Requirement:
Copy the material below word for word, keeping every line and number unchanged.

Extracted material:
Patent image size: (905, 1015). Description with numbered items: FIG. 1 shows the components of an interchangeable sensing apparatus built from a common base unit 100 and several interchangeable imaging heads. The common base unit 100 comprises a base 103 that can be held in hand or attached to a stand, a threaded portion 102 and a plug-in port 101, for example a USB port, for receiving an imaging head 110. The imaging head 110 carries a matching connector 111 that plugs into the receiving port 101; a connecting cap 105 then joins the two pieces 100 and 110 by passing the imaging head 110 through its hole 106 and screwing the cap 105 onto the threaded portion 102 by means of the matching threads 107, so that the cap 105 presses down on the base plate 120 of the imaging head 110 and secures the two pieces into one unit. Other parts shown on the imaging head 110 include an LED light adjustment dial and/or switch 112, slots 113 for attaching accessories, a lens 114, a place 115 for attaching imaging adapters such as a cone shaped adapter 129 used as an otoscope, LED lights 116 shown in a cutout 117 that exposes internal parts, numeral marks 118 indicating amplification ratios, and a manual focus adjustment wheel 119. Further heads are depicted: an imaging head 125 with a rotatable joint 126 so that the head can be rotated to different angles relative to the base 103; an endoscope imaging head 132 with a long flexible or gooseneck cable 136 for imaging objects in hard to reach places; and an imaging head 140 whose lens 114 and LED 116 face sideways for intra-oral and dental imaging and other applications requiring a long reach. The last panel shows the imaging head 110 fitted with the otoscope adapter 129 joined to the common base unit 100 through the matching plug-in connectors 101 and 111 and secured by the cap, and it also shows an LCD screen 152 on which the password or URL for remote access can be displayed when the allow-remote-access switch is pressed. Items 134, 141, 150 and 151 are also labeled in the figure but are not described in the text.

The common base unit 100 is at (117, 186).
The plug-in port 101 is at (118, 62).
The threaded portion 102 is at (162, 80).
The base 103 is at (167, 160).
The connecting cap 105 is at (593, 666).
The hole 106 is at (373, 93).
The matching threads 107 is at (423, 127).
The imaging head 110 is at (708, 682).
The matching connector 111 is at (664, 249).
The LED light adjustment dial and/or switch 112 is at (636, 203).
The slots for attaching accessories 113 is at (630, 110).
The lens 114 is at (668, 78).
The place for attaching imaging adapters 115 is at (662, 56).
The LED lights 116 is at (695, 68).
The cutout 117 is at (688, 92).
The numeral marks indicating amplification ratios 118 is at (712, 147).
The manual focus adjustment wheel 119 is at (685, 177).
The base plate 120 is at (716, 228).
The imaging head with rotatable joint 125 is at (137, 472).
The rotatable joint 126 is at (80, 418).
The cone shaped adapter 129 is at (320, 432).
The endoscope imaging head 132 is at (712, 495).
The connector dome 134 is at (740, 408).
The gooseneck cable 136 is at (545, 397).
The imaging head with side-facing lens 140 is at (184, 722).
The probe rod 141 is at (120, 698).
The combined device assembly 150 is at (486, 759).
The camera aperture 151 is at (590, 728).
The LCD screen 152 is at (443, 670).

Output for this exercise:
Patent image size: (905, 1015). Description with numbered items: FIG. 1 shows the components of an interchangeable sensing apparatus built from a common base unit 100 and several interchangeable imaging heads. The common base unit 100 comprises a base 103 that can be held in hand or attached to a stand, a threaded portion 102 and a plug-in port 101, for example a USB port, for receiving an imaging head 110. The imaging head 110 carries a matching connector 111 that plugs into the receiving port 101; a connecting cap 105 then joins the two pieces 100 and 110 by passing the imaging head 110 through its hole 106 and screwing the cap 105 onto the threaded portion 102 by means of the matching threads 107, so that the cap 105 presses down on the base plate 120 of the imaging head 110 and secures the two pieces into one unit. Other parts shown on the imaging head 110 include an LED light adjustment dial and/or switch 112, slots 113 for attaching accessories, a lens 114, a place 115 for attaching imaging adapters such as a cone shaped adapter 129 used as an otoscope, LED lights 116 shown in a cutout 117 that exposes internal parts, numeral marks 118 indicating amplification ratios, and a manual focus adjustment wheel 119. Further heads are depicted: an imaging head 125 with a rotatable joint 126 so that the head can be rotated to different angles relative to the base 103; an endoscope imaging head 132 with a long flexible or gooseneck cable 136 for imaging objects in hard to reach places; and an imaging head 140 whose lens 114 and LED 116 face sideways for intra-oral and dental imaging and other applications requiring a long reach. The last panel shows the imaging head 110 fitted with the otoscope adapter 129 joined to the common base unit 100 through the matching plug-in connectors 101 and 111 and secured by the cap, and it also shows an LCD screen 152 on which the password or URL for remote access can be displayed when the allow-remote-access switch is pressed. Items 134, 141, 150 and 151 are also labeled in the figure but are not described in the text.

The common base unit 100 is at (117, 186).
The plug-in port 101 is at (118, 62).
The threaded portion 102 is at (162, 80).
The base 103 is at (167, 160).
The connecting cap 105 is at (593, 666).
The hole 106 is at (373, 93).
The matching threads 107 is at (423, 127).
The imaging head 110 is at (708, 682).
The matching connector 111 is at (664, 249).
The LED light adjustment dial and/or switch 112 is at (636, 203).
The slots for attaching accessories 113 is at (630, 110).
The lens 114 is at (668, 78).
The place for attaching imaging adapters 115 is at (662, 56).
The LED lights 116 is at (695, 68).
The cutout 117 is at (688, 92).
The numeral marks indicating amplification ratios 118 is at (712, 147).
The manual focus adjustment wheel 119 is at (685, 177).
The base plate 120 is at (716, 228).
The imaging head with rotatable joint 125 is at (137, 472).
The rotatable joint 126 is at (80, 418).
The cone shaped adapter 129 is at (320, 432).
The endoscope imaging head 132 is at (712, 495).
The connector dome 134 is at (740, 408).
The gooseneck cable 136 is at (545, 397).
The imaging head with side-facing lens 140 is at (184, 722).
The probe rod 141 is at (120, 698).
The combined device assembly 150 is at (486, 759).
The camera aperture 151 is at (590, 728).
The LCD screen 152 is at (443, 670).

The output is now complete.